** Start of Material for this task **

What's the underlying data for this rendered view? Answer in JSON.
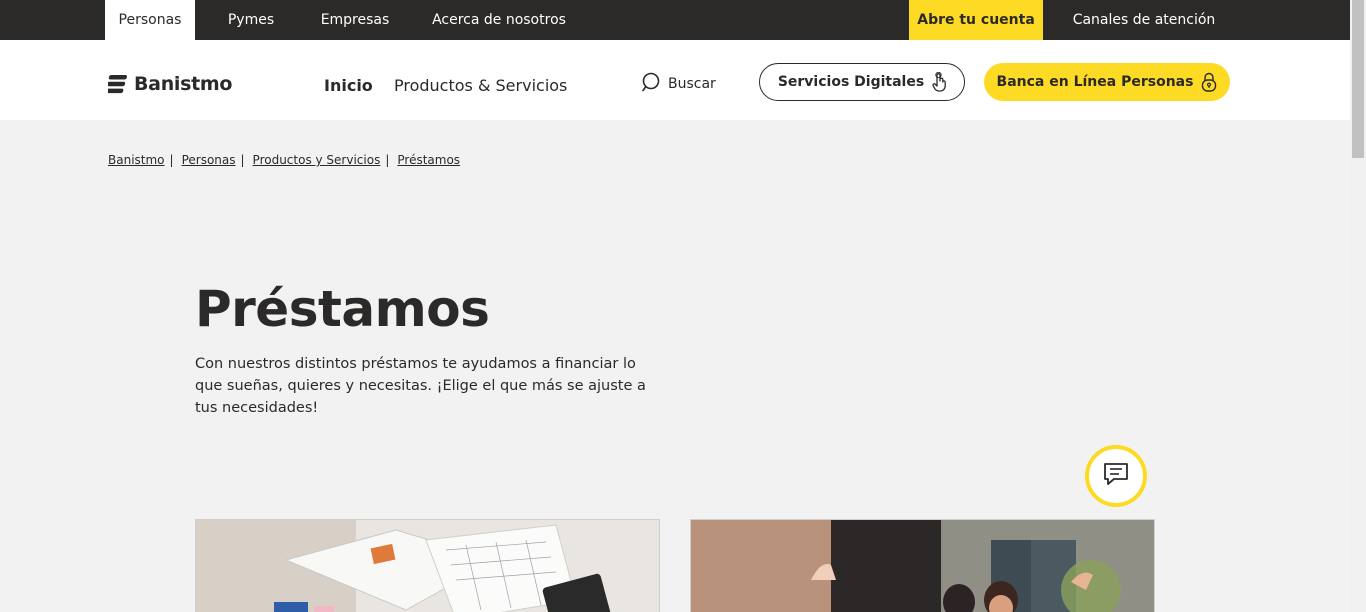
{
  "topbar": {
    "tabs": [
      {
        "label": "Personas"
      },
      {
        "label": "Pymes"
      },
      {
        "label": "Empresas"
      },
      {
        "label": "Acerca de nosotros"
      }
    ],
    "cta_label": "Abre tu cuenta",
    "channels_label": "Canales de atención"
  },
  "header": {
    "logo_text": "Banistmo",
    "nav": [
      {
        "label": "Inicio"
      },
      {
        "label": "Productos & Servicios"
      }
    ],
    "search_label": "Buscar",
    "digital_services_label": "Servicios Digitales",
    "online_banking_label": "Banca en Línea Personas"
  },
  "breadcrumb": [
    {
      "label": "Banistmo"
    },
    {
      "label": "Personas"
    },
    {
      "label": "Productos y Servicios"
    },
    {
      "label": "Préstamos"
    }
  ],
  "hero": {
    "title": "Préstamos",
    "intro": "Con nuestros distintos préstamos te ayudamos a financiar lo que sueñas, quieres y necesitas. ¡Elige el que más se ajuste a tus necesidades!"
  },
  "icons": {
    "search": "search-icon",
    "hand": "hand-pointer-icon",
    "lock": "lock-icon",
    "chat": "chat-icon",
    "logo": "logo-mark-icon"
  },
  "colors": {
    "brand_yellow": "#fdda24",
    "dark": "#2c2a29",
    "background": "#f2f2f2"
  }
}
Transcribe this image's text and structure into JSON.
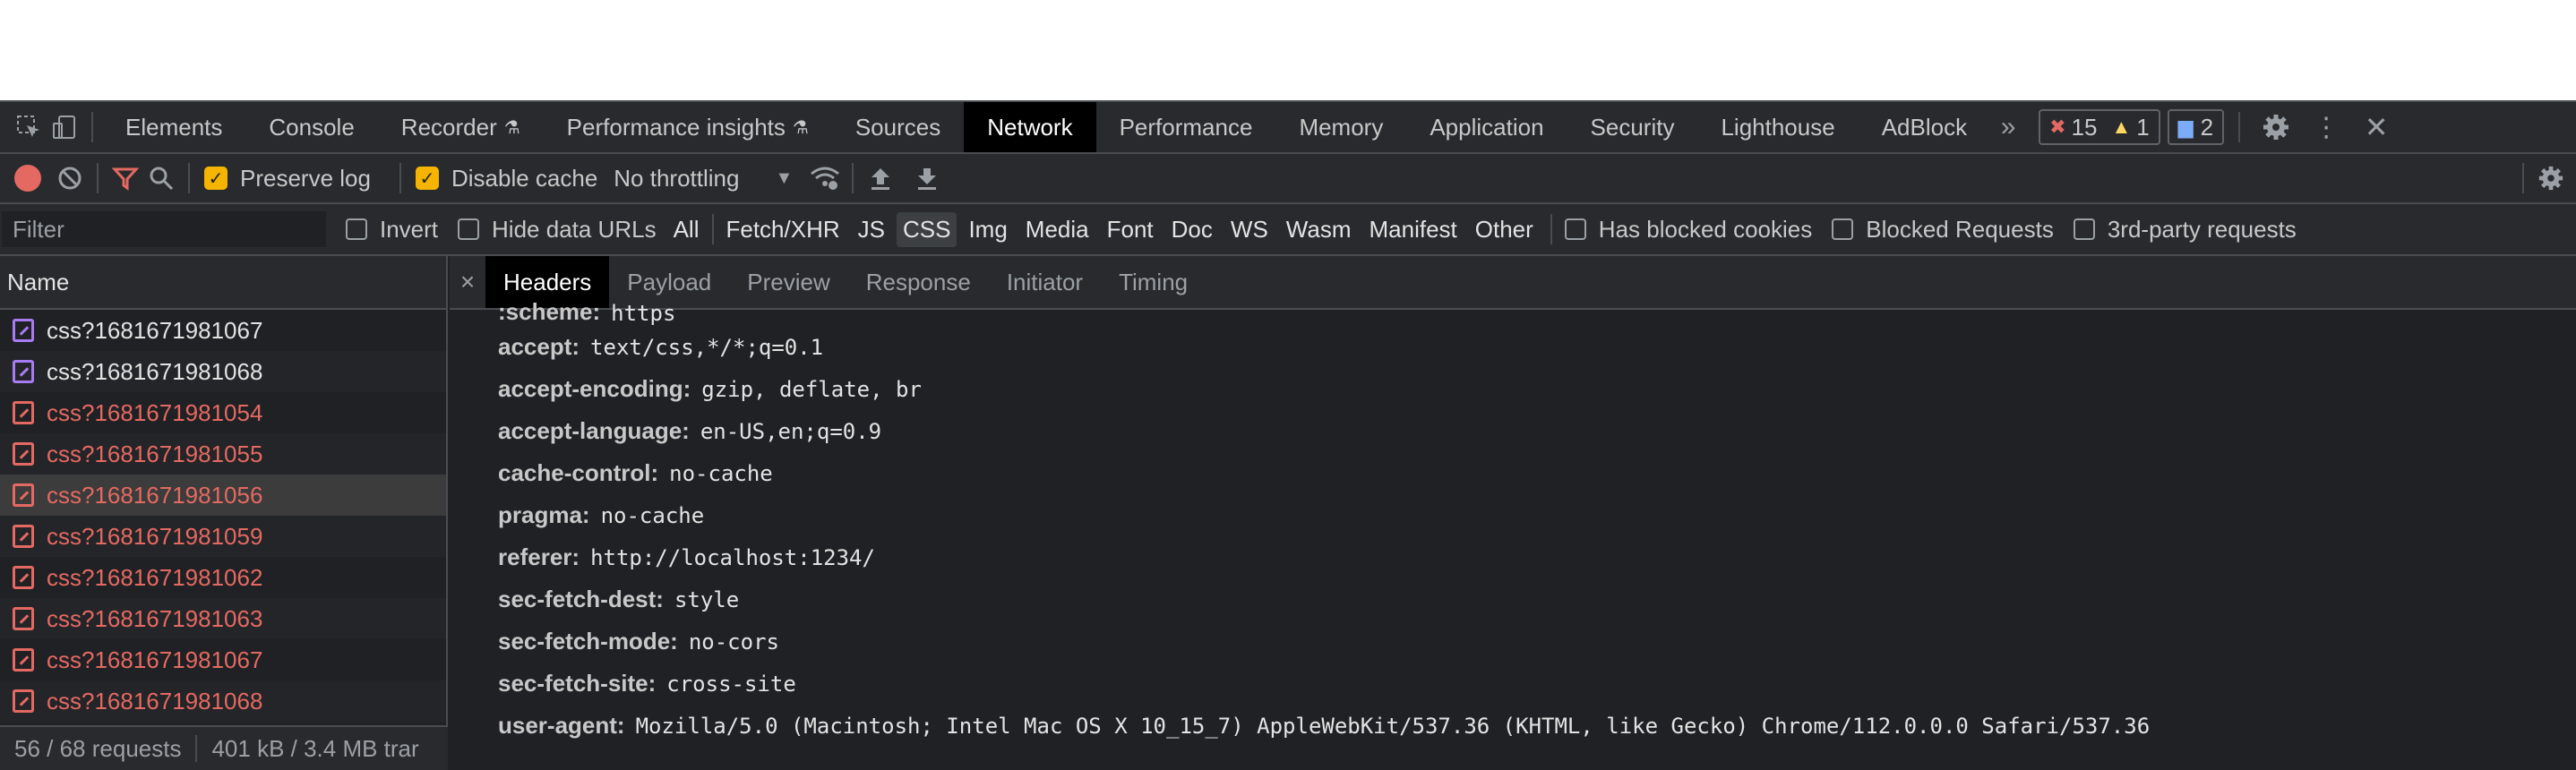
{
  "main_tabs": [
    "Elements",
    "Console",
    "Recorder",
    "Performance insights",
    "Sources",
    "Network",
    "Performance",
    "Memory",
    "Application",
    "Security",
    "Lighthouse",
    "AdBlock"
  ],
  "counters": {
    "errors": "15",
    "warnings": "1",
    "issues": "2"
  },
  "toolbar": {
    "preserve_log": "Preserve log",
    "disable_cache": "Disable cache",
    "throttling": "No throttling"
  },
  "filter": {
    "placeholder": "Filter",
    "invert": "Invert",
    "hide_data_urls": "Hide data URLs",
    "types": [
      "All",
      "Fetch/XHR",
      "JS",
      "CSS",
      "Img",
      "Media",
      "Font",
      "Doc",
      "WS",
      "Wasm",
      "Manifest",
      "Other"
    ],
    "has_blocked_cookies": "Has blocked cookies",
    "blocked_requests": "Blocked Requests",
    "third_party": "3rd-party requests"
  },
  "list": {
    "header": "Name",
    "rows": [
      "css?1681671981067",
      "css?1681671981068",
      "css?1681671981054",
      "css?1681671981055",
      "css?1681671981056",
      "css?1681671981059",
      "css?1681671981062",
      "css?1681671981063",
      "css?1681671981067",
      "css?1681671981068"
    ],
    "requests": "56 / 68 requests",
    "transferred": "401 kB / 3.4 MB trar"
  },
  "detail": {
    "close": "×",
    "tabs": [
      "Headers",
      "Payload",
      "Preview",
      "Response",
      "Initiator",
      "Timing"
    ],
    "headers": [
      {
        "key": ":scheme:",
        "value": "https"
      },
      {
        "key": "accept:",
        "value": "text/css,*/*;q=0.1"
      },
      {
        "key": "accept-encoding:",
        "value": "gzip, deflate, br"
      },
      {
        "key": "accept-language:",
        "value": "en-US,en;q=0.9"
      },
      {
        "key": "cache-control:",
        "value": "no-cache"
      },
      {
        "key": "pragma:",
        "value": "no-cache"
      },
      {
        "key": "referer:",
        "value": "http://localhost:1234/"
      },
      {
        "key": "sec-fetch-dest:",
        "value": "style"
      },
      {
        "key": "sec-fetch-mode:",
        "value": "no-cors"
      },
      {
        "key": "sec-fetch-site:",
        "value": "cross-site"
      },
      {
        "key": "user-agent:",
        "value": "Mozilla/5.0 (Macintosh; Intel Mac OS X 10_15_7) AppleWebKit/537.36 (KHTML, like Gecko) Chrome/112.0.0.0 Safari/537.36"
      }
    ]
  }
}
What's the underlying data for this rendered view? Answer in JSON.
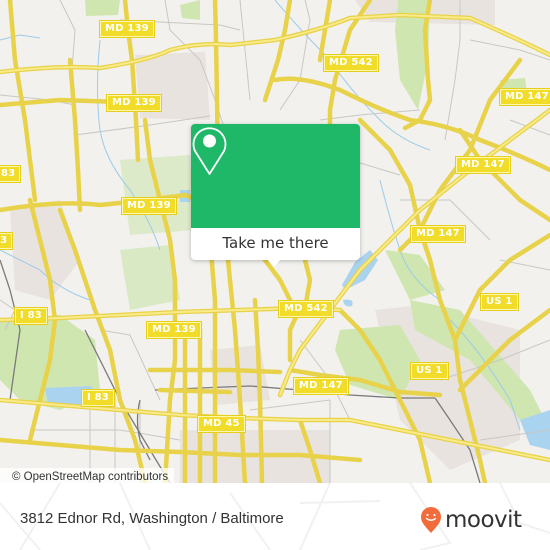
{
  "map": {
    "attribution": "© OpenStreetMap contributors",
    "colors": {
      "background": "#f2f1ee",
      "road_major": "#f5e15a",
      "road_minor": "#c9c7c2",
      "park": "#cfe6b1",
      "water": "#a9d3ee",
      "industrial": "#e9e3e0",
      "shield": "#f2dc2a"
    },
    "shields": [
      {
        "label": "MD 139",
        "id": "md139-a"
      },
      {
        "label": "MD 139",
        "id": "md139-b"
      },
      {
        "label": "MD 542",
        "id": "md542-a"
      },
      {
        "label": "MD 147",
        "id": "md147-a"
      },
      {
        "label": "MD 147",
        "id": "md147-b"
      },
      {
        "label": "MD 147",
        "id": "md147-c"
      },
      {
        "label": "MD 139",
        "id": "md139-c"
      },
      {
        "label": "MD 147",
        "id": "md147-d"
      },
      {
        "label": "83",
        "id": "i83-partial-a"
      },
      {
        "label": "83",
        "id": "i83-partial-b"
      },
      {
        "label": "MD 542",
        "id": "md542-b"
      },
      {
        "label": "US 1",
        "id": "us1-a"
      },
      {
        "label": "MD 139",
        "id": "md139-d"
      },
      {
        "label": "I 83",
        "id": "i83-a"
      },
      {
        "label": "US 1",
        "id": "us1-b"
      },
      {
        "label": "MD 147",
        "id": "md147-e"
      },
      {
        "label": "I 83",
        "id": "i83-b"
      },
      {
        "label": "MD 45",
        "id": "md45"
      }
    ]
  },
  "popup": {
    "icon": "map-pin-icon",
    "button_label": "Take me there",
    "accent": "#1fb868"
  },
  "footer": {
    "address": "3812 Ednor Rd, Washington / Baltimore",
    "brand_name": "moovit",
    "brand_icon": "moovit-smiley-pin-icon",
    "brand_color": "#f26b3a"
  }
}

** End of Material for this task **

- [Written problem] Pictures are excluded; copy every other part of the records exactly.

- [Response to the exercise]
What's the underlying data for this rendered view? Answer in JSON.
{
  "topbar": {
    "tabs": [
      {
        "label": "Personas"
      },
      {
        "label": "Pymes"
      },
      {
        "label": "Empresas"
      },
      {
        "label": "Acerca de nosotros"
      }
    ],
    "cta_label": "Abre tu cuenta",
    "channels_label": "Canales de atención"
  },
  "header": {
    "logo_text": "Banistmo",
    "nav": [
      {
        "label": "Inicio"
      },
      {
        "label": "Productos & Servicios"
      }
    ],
    "search_label": "Buscar",
    "digital_services_label": "Servicios Digitales",
    "online_banking_label": "Banca en Línea Personas"
  },
  "breadcrumb": [
    {
      "label": "Banistmo"
    },
    {
      "label": "Personas"
    },
    {
      "label": "Productos y Servicios"
    },
    {
      "label": "Préstamos"
    }
  ],
  "hero": {
    "title": "Préstamos",
    "intro": "Con nuestros distintos préstamos te ayudamos a financiar lo que sueñas, quieres y necesitas. ¡Elige el que más se ajuste a tus necesidades!"
  },
  "icons": {
    "search": "search-icon",
    "hand": "hand-pointer-icon",
    "lock": "lock-icon",
    "chat": "chat-icon",
    "logo": "logo-mark-icon"
  },
  "colors": {
    "brand_yellow": "#fdda24",
    "dark": "#2c2a29",
    "background": "#f2f2f2"
  }
}
Transcribe this image's text and structure into JSON.
{
  "main_tabs": [
    "Elements",
    "Console",
    "Recorder",
    "Performance insights",
    "Sources",
    "Network",
    "Performance",
    "Memory",
    "Application",
    "Security",
    "Lighthouse",
    "AdBlock"
  ],
  "counters": {
    "errors": "15",
    "warnings": "1",
    "issues": "2"
  },
  "toolbar": {
    "preserve_log": "Preserve log",
    "disable_cache": "Disable cache",
    "throttling": "No throttling"
  },
  "filter": {
    "placeholder": "Filter",
    "invert": "Invert",
    "hide_data_urls": "Hide data URLs",
    "types": [
      "All",
      "Fetch/XHR",
      "JS",
      "CSS",
      "Img",
      "Media",
      "Font",
      "Doc",
      "WS",
      "Wasm",
      "Manifest",
      "Other"
    ],
    "has_blocked_cookies": "Has blocked cookies",
    "blocked_requests": "Blocked Requests",
    "third_party": "3rd-party requests"
  },
  "list": {
    "header": "Name",
    "rows": [
      "css?1681671981067",
      "css?1681671981068",
      "css?1681671981054",
      "css?1681671981055",
      "css?1681671981056",
      "css?1681671981059",
      "css?1681671981062",
      "css?1681671981063",
      "css?1681671981067",
      "css?1681671981068"
    ],
    "requests": "56 / 68 requests",
    "transferred": "401 kB / 3.4 MB trar"
  },
  "detail": {
    "close": "×",
    "tabs": [
      "Headers",
      "Payload",
      "Preview",
      "Response",
      "Initiator",
      "Timing"
    ],
    "headers": [
      {
        "key": ":scheme:",
        "value": "https"
      },
      {
        "key": "accept:",
        "value": "text/css,*/*;q=0.1"
      },
      {
        "key": "accept-encoding:",
        "value": "gzip, deflate, br"
      },
      {
        "key": "accept-language:",
        "value": "en-US,en;q=0.9"
      },
      {
        "key": "cache-control:",
        "value": "no-cache"
      },
      {
        "key": "pragma:",
        "value": "no-cache"
      },
      {
        "key": "referer:",
        "value": "http://localhost:1234/"
      },
      {
        "key": "sec-fetch-dest:",
        "value": "style"
      },
      {
        "key": "sec-fetch-mode:",
        "value": "no-cors"
      },
      {
        "key": "sec-fetch-site:",
        "value": "cross-site"
      },
      {
        "key": "user-agent:",
        "value": "Mozilla/5.0 (Macintosh; Intel Mac OS X 10_15_7) AppleWebKit/537.36 (KHTML, like Gecko) Chrome/112.0.0.0 Safari/537.36"
      }
    ]
  }
}
What's the underlying data for this rendered view? Answer in JSON.
{
  "map": {
    "attribution": "© OpenStreetMap contributors",
    "colors": {
      "background": "#f2f1ee",
      "road_major": "#f5e15a",
      "road_minor": "#c9c7c2",
      "park": "#cfe6b1",
      "water": "#a9d3ee",
      "industrial": "#e9e3e0",
      "shield": "#f2dc2a"
    },
    "shields": [
      {
        "label": "MD 139",
        "id": "md139-a"
      },
      {
        "label": "MD 139",
        "id": "md139-b"
      },
      {
        "label": "MD 542",
        "id": "md542-a"
      },
      {
        "label": "MD 147",
        "id": "md147-a"
      },
      {
        "label": "MD 147",
        "id": "md147-b"
      },
      {
        "label": "MD 147",
        "id": "md147-c"
      },
      {
        "label": "MD 139",
        "id": "md139-c"
      },
      {
        "label": "MD 147",
        "id": "md147-d"
      },
      {
        "label": "83",
        "id": "i83-partial-a"
      },
      {
        "label": "83",
        "id": "i83-partial-b"
      },
      {
        "label": "MD 542",
        "id": "md542-b"
      },
      {
        "label": "US 1",
        "id": "us1-a"
      },
      {
        "label": "MD 139",
        "id": "md139-d"
      },
      {
        "label": "I 83",
        "id": "i83-a"
      },
      {
        "label": "US 1",
        "id": "us1-b"
      },
      {
        "label": "MD 147",
        "id": "md147-e"
      },
      {
        "label": "I 83",
        "id": "i83-b"
      },
      {
        "label": "MD 45",
        "id": "md45"
      }
    ]
  },
  "popup": {
    "icon": "map-pin-icon",
    "button_label": "Take me there",
    "accent": "#1fb868"
  },
  "footer": {
    "address": "3812 Ednor Rd, Washington / Baltimore",
    "brand_name": "moovit",
    "brand_icon": "moovit-smiley-pin-icon",
    "brand_color": "#f26b3a"
  }
}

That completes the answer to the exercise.